• OBJECTIVE: Only the pictures are left out: repeat the rest of the entries exactly.

Entries with figure data:
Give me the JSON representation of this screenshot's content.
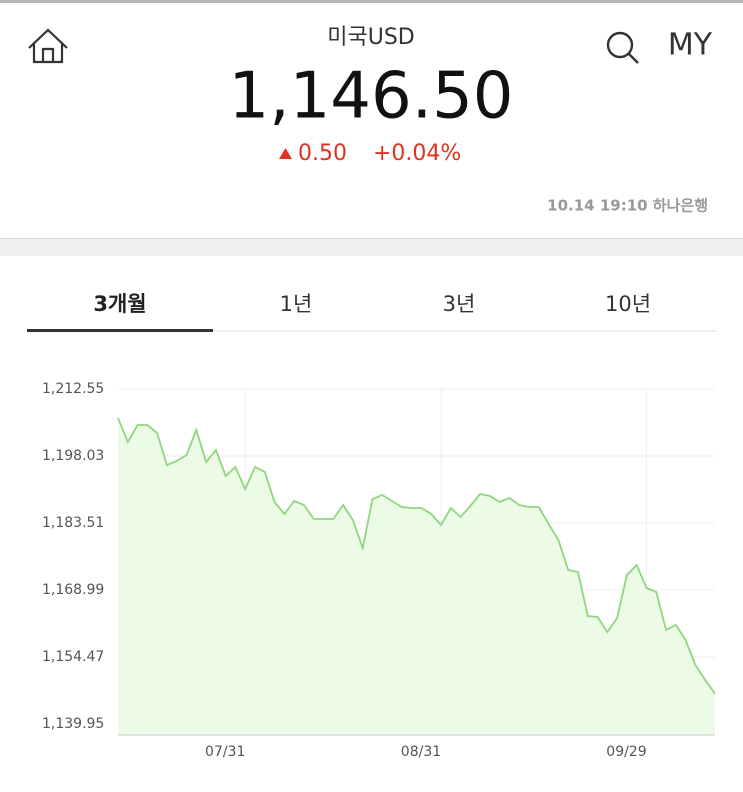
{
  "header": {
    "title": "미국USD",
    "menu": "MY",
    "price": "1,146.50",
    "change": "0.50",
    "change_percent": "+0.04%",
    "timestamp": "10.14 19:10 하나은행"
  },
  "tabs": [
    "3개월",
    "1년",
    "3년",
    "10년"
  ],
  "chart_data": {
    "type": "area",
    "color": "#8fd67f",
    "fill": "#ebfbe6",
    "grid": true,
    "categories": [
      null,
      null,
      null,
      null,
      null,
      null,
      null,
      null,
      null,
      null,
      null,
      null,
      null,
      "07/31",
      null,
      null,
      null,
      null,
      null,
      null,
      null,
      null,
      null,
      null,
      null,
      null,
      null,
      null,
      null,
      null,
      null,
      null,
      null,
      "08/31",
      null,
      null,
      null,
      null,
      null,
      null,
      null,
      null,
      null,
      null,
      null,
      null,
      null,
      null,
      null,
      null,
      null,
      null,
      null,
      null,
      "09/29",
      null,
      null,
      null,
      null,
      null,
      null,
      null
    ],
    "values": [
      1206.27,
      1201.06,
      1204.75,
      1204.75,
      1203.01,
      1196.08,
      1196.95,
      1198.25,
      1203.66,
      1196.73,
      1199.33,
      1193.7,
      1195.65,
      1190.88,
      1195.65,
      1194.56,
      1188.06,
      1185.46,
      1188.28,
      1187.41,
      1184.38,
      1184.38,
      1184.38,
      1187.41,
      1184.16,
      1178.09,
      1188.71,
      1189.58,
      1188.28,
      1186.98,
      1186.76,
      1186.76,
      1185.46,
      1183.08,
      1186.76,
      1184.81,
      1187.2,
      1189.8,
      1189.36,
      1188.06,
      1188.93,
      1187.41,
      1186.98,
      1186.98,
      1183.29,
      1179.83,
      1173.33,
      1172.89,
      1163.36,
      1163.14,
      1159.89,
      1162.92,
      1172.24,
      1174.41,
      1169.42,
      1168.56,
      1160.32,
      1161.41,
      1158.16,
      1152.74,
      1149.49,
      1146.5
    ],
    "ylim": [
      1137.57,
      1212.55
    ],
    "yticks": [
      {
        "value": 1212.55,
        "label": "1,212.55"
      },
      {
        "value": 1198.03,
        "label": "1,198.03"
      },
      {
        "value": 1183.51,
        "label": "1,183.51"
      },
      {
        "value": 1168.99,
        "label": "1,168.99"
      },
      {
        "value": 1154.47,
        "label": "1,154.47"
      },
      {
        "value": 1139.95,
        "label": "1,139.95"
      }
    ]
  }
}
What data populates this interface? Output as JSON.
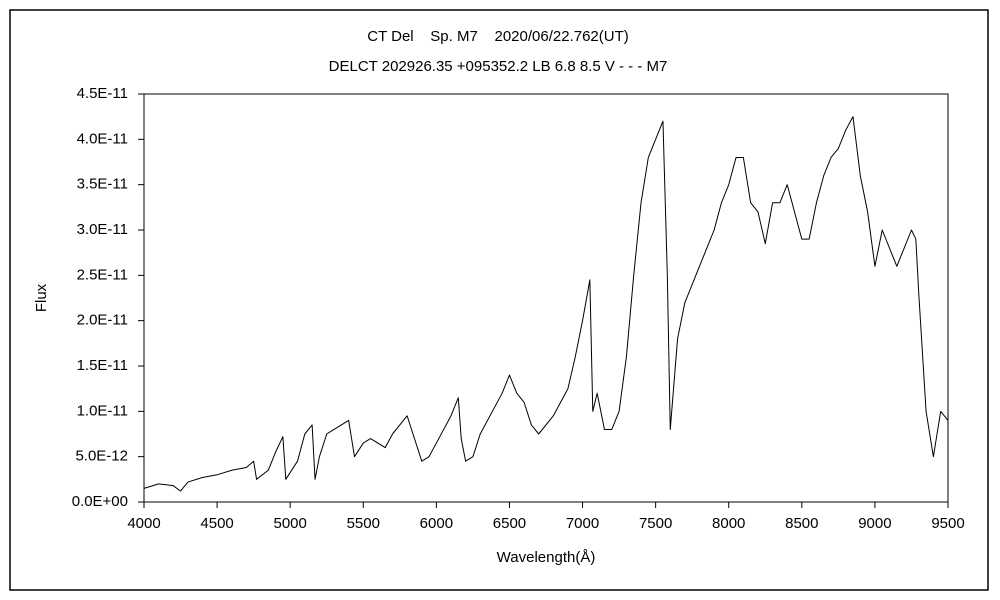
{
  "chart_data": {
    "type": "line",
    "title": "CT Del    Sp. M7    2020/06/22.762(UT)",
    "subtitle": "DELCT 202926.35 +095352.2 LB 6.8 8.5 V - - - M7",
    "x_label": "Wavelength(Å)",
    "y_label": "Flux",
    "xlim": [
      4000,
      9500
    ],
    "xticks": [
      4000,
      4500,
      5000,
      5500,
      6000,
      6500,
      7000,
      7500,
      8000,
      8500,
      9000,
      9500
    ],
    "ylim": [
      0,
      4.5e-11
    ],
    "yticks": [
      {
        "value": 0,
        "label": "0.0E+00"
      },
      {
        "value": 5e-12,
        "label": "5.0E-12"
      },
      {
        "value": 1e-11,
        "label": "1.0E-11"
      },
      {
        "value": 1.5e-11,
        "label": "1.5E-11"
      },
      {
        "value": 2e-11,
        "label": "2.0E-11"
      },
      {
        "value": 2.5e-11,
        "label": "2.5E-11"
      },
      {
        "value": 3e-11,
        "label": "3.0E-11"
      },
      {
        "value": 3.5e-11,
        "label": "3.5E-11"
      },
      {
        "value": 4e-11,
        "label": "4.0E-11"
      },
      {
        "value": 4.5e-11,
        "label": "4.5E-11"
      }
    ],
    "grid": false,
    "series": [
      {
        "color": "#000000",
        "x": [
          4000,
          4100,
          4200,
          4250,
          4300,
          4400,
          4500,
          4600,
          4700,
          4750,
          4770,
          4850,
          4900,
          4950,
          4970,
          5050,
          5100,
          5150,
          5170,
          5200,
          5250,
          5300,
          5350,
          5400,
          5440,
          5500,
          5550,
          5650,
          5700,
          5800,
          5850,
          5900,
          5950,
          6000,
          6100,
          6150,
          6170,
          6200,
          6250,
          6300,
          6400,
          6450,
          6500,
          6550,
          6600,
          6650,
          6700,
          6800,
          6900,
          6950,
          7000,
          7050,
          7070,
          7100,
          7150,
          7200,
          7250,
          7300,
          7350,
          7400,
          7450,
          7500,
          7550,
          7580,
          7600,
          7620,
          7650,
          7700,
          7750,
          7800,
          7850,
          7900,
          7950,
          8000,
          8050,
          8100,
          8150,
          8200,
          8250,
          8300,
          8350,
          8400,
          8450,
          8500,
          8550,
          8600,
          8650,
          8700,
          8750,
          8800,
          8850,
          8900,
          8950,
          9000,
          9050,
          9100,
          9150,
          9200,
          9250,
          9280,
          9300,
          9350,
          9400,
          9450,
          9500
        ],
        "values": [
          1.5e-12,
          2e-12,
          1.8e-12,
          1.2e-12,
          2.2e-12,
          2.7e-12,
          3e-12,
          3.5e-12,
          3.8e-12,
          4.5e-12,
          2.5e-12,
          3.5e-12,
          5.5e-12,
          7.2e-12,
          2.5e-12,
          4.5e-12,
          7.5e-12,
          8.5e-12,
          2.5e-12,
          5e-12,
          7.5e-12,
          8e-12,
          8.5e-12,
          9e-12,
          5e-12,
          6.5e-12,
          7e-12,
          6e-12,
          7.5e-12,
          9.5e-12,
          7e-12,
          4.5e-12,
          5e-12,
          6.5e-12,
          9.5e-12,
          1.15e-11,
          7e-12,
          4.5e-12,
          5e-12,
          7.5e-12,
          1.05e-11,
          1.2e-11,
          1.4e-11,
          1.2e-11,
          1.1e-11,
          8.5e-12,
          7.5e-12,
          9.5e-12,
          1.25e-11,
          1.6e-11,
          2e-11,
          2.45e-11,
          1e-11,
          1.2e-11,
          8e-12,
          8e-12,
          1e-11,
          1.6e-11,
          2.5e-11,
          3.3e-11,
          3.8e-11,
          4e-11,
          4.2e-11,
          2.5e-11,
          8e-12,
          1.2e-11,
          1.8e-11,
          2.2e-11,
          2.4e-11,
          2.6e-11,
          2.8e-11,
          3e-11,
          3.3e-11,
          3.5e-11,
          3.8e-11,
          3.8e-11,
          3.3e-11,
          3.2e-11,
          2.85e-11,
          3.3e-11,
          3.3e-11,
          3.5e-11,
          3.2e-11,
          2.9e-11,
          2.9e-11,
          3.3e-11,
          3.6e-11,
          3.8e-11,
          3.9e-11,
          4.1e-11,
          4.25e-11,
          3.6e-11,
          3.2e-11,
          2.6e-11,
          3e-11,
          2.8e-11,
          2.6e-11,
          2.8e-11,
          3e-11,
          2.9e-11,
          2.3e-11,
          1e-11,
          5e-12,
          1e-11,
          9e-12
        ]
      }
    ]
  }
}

• RESPONSE TO THIS TASK:
Give me the JSON representation of this screenshot's content.
{
  "header": {
    "title": "미국USD",
    "menu": "MY",
    "price": "1,146.50",
    "change": "0.50",
    "change_percent": "+0.04%",
    "timestamp": "10.14 19:10 하나은행"
  },
  "tabs": [
    "3개월",
    "1년",
    "3년",
    "10년"
  ],
  "chart_data": {
    "type": "area",
    "color": "#8fd67f",
    "fill": "#ebfbe6",
    "grid": true,
    "categories": [
      null,
      null,
      null,
      null,
      null,
      null,
      null,
      null,
      null,
      null,
      null,
      null,
      null,
      "07/31",
      null,
      null,
      null,
      null,
      null,
      null,
      null,
      null,
      null,
      null,
      null,
      null,
      null,
      null,
      null,
      null,
      null,
      null,
      null,
      "08/31",
      null,
      null,
      null,
      null,
      null,
      null,
      null,
      null,
      null,
      null,
      null,
      null,
      null,
      null,
      null,
      null,
      null,
      null,
      null,
      null,
      "09/29",
      null,
      null,
      null,
      null,
      null,
      null,
      null
    ],
    "values": [
      1206.27,
      1201.06,
      1204.75,
      1204.75,
      1203.01,
      1196.08,
      1196.95,
      1198.25,
      1203.66,
      1196.73,
      1199.33,
      1193.7,
      1195.65,
      1190.88,
      1195.65,
      1194.56,
      1188.06,
      1185.46,
      1188.28,
      1187.41,
      1184.38,
      1184.38,
      1184.38,
      1187.41,
      1184.16,
      1178.09,
      1188.71,
      1189.58,
      1188.28,
      1186.98,
      1186.76,
      1186.76,
      1185.46,
      1183.08,
      1186.76,
      1184.81,
      1187.2,
      1189.8,
      1189.36,
      1188.06,
      1188.93,
      1187.41,
      1186.98,
      1186.98,
      1183.29,
      1179.83,
      1173.33,
      1172.89,
      1163.36,
      1163.14,
      1159.89,
      1162.92,
      1172.24,
      1174.41,
      1169.42,
      1168.56,
      1160.32,
      1161.41,
      1158.16,
      1152.74,
      1149.49,
      1146.5
    ],
    "ylim": [
      1137.57,
      1212.55
    ],
    "yticks": [
      {
        "value": 1212.55,
        "label": "1,212.55"
      },
      {
        "value": 1198.03,
        "label": "1,198.03"
      },
      {
        "value": 1183.51,
        "label": "1,183.51"
      },
      {
        "value": 1168.99,
        "label": "1,168.99"
      },
      {
        "value": 1154.47,
        "label": "1,154.47"
      },
      {
        "value": 1139.95,
        "label": "1,139.95"
      }
    ]
  }
}
What data populates this interface? Output as JSON.
{
  "chart_data": {
    "type": "line",
    "title": "CT Del    Sp. M7    2020/06/22.762(UT)",
    "subtitle": "DELCT 202926.35 +095352.2 LB 6.8 8.5 V - - - M7",
    "x_label": "Wavelength(Å)",
    "y_label": "Flux",
    "xlim": [
      4000,
      9500
    ],
    "xticks": [
      4000,
      4500,
      5000,
      5500,
      6000,
      6500,
      7000,
      7500,
      8000,
      8500,
      9000,
      9500
    ],
    "ylim": [
      0,
      4.5e-11
    ],
    "yticks": [
      {
        "value": 0,
        "label": "0.0E+00"
      },
      {
        "value": 5e-12,
        "label": "5.0E-12"
      },
      {
        "value": 1e-11,
        "label": "1.0E-11"
      },
      {
        "value": 1.5e-11,
        "label": "1.5E-11"
      },
      {
        "value": 2e-11,
        "label": "2.0E-11"
      },
      {
        "value": 2.5e-11,
        "label": "2.5E-11"
      },
      {
        "value": 3e-11,
        "label": "3.0E-11"
      },
      {
        "value": 3.5e-11,
        "label": "3.5E-11"
      },
      {
        "value": 4e-11,
        "label": "4.0E-11"
      },
      {
        "value": 4.5e-11,
        "label": "4.5E-11"
      }
    ],
    "grid": false,
    "series": [
      {
        "color": "#000000",
        "x": [
          4000,
          4100,
          4200,
          4250,
          4300,
          4400,
          4500,
          4600,
          4700,
          4750,
          4770,
          4850,
          4900,
          4950,
          4970,
          5050,
          5100,
          5150,
          5170,
          5200,
          5250,
          5300,
          5350,
          5400,
          5440,
          5500,
          5550,
          5650,
          5700,
          5800,
          5850,
          5900,
          5950,
          6000,
          6100,
          6150,
          6170,
          6200,
          6250,
          6300,
          6400,
          6450,
          6500,
          6550,
          6600,
          6650,
          6700,
          6800,
          6900,
          6950,
          7000,
          7050,
          7070,
          7100,
          7150,
          7200,
          7250,
          7300,
          7350,
          7400,
          7450,
          7500,
          7550,
          7580,
          7600,
          7620,
          7650,
          7700,
          7750,
          7800,
          7850,
          7900,
          7950,
          8000,
          8050,
          8100,
          8150,
          8200,
          8250,
          8300,
          8350,
          8400,
          8450,
          8500,
          8550,
          8600,
          8650,
          8700,
          8750,
          8800,
          8850,
          8900,
          8950,
          9000,
          9050,
          9100,
          9150,
          9200,
          9250,
          9280,
          9300,
          9350,
          9400,
          9450,
          9500
        ],
        "values": [
          1.5e-12,
          2e-12,
          1.8e-12,
          1.2e-12,
          2.2e-12,
          2.7e-12,
          3e-12,
          3.5e-12,
          3.8e-12,
          4.5e-12,
          2.5e-12,
          3.5e-12,
          5.5e-12,
          7.2e-12,
          2.5e-12,
          4.5e-12,
          7.5e-12,
          8.5e-12,
          2.5e-12,
          5e-12,
          7.5e-12,
          8e-12,
          8.5e-12,
          9e-12,
          5e-12,
          6.5e-12,
          7e-12,
          6e-12,
          7.5e-12,
          9.5e-12,
          7e-12,
          4.5e-12,
          5e-12,
          6.5e-12,
          9.5e-12,
          1.15e-11,
          7e-12,
          4.5e-12,
          5e-12,
          7.5e-12,
          1.05e-11,
          1.2e-11,
          1.4e-11,
          1.2e-11,
          1.1e-11,
          8.5e-12,
          7.5e-12,
          9.5e-12,
          1.25e-11,
          1.6e-11,
          2e-11,
          2.45e-11,
          1e-11,
          1.2e-11,
          8e-12,
          8e-12,
          1e-11,
          1.6e-11,
          2.5e-11,
          3.3e-11,
          3.8e-11,
          4e-11,
          4.2e-11,
          2.5e-11,
          8e-12,
          1.2e-11,
          1.8e-11,
          2.2e-11,
          2.4e-11,
          2.6e-11,
          2.8e-11,
          3e-11,
          3.3e-11,
          3.5e-11,
          3.8e-11,
          3.8e-11,
          3.3e-11,
          3.2e-11,
          2.85e-11,
          3.3e-11,
          3.3e-11,
          3.5e-11,
          3.2e-11,
          2.9e-11,
          2.9e-11,
          3.3e-11,
          3.6e-11,
          3.8e-11,
          3.9e-11,
          4.1e-11,
          4.25e-11,
          3.6e-11,
          3.2e-11,
          2.6e-11,
          3e-11,
          2.8e-11,
          2.6e-11,
          2.8e-11,
          3e-11,
          2.9e-11,
          2.3e-11,
          1e-11,
          5e-12,
          1e-11,
          9e-12
        ]
      }
    ]
  }
}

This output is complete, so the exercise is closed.